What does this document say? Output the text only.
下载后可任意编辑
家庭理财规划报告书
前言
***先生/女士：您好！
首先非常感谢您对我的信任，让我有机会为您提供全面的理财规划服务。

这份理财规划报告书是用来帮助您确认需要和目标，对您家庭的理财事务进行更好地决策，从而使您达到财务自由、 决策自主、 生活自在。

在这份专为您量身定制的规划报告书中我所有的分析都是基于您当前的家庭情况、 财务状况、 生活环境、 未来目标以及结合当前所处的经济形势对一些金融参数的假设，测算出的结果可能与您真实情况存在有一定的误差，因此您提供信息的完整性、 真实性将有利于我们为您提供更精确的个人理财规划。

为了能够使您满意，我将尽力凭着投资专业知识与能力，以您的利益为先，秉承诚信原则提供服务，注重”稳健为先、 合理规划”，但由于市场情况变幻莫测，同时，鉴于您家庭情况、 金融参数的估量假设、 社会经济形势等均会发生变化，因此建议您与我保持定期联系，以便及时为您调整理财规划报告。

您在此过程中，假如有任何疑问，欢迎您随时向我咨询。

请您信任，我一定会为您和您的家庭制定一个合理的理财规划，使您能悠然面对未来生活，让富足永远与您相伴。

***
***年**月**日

++++

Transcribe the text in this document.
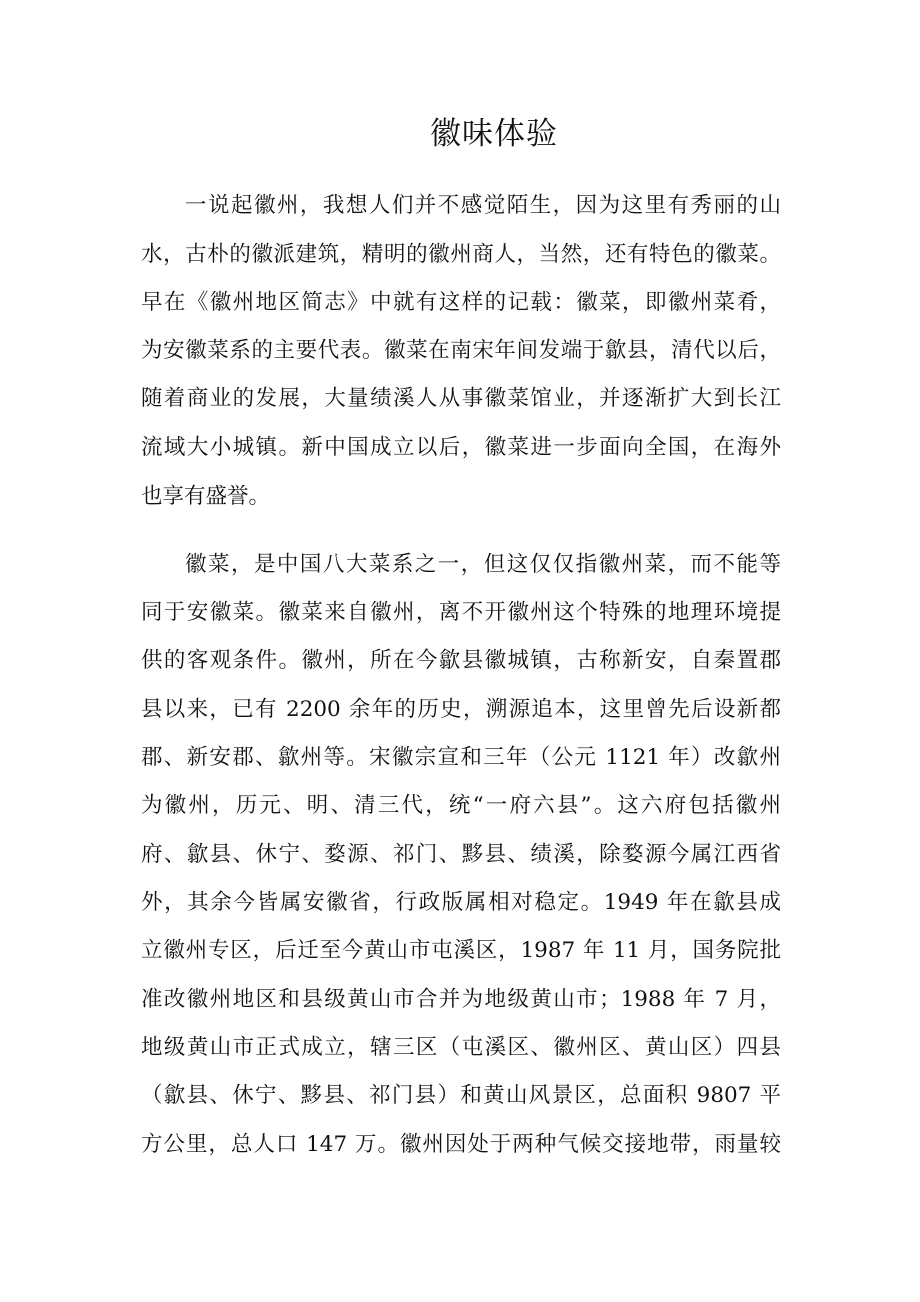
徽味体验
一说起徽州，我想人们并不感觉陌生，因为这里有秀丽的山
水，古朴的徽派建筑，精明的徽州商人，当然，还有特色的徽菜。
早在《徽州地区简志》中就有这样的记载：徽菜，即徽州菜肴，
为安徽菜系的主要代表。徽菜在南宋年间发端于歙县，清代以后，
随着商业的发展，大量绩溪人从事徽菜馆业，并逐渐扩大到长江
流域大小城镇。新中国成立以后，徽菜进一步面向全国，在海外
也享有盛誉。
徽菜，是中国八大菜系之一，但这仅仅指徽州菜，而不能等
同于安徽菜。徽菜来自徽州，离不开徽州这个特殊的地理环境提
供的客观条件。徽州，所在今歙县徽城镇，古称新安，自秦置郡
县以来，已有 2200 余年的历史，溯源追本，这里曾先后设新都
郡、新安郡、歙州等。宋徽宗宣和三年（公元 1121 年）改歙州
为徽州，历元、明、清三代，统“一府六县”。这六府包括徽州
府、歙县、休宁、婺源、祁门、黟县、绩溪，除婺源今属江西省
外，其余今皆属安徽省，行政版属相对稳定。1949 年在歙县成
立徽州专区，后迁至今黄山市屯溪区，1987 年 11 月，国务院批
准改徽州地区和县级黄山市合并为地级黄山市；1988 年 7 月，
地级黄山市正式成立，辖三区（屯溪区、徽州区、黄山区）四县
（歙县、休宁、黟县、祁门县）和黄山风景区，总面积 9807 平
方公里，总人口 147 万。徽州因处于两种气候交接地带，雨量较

++++

Set exercise: Search the data for "this". Copy every matching line.

In response:
What does this document say? Output the text only.
Transcribe the text in this document.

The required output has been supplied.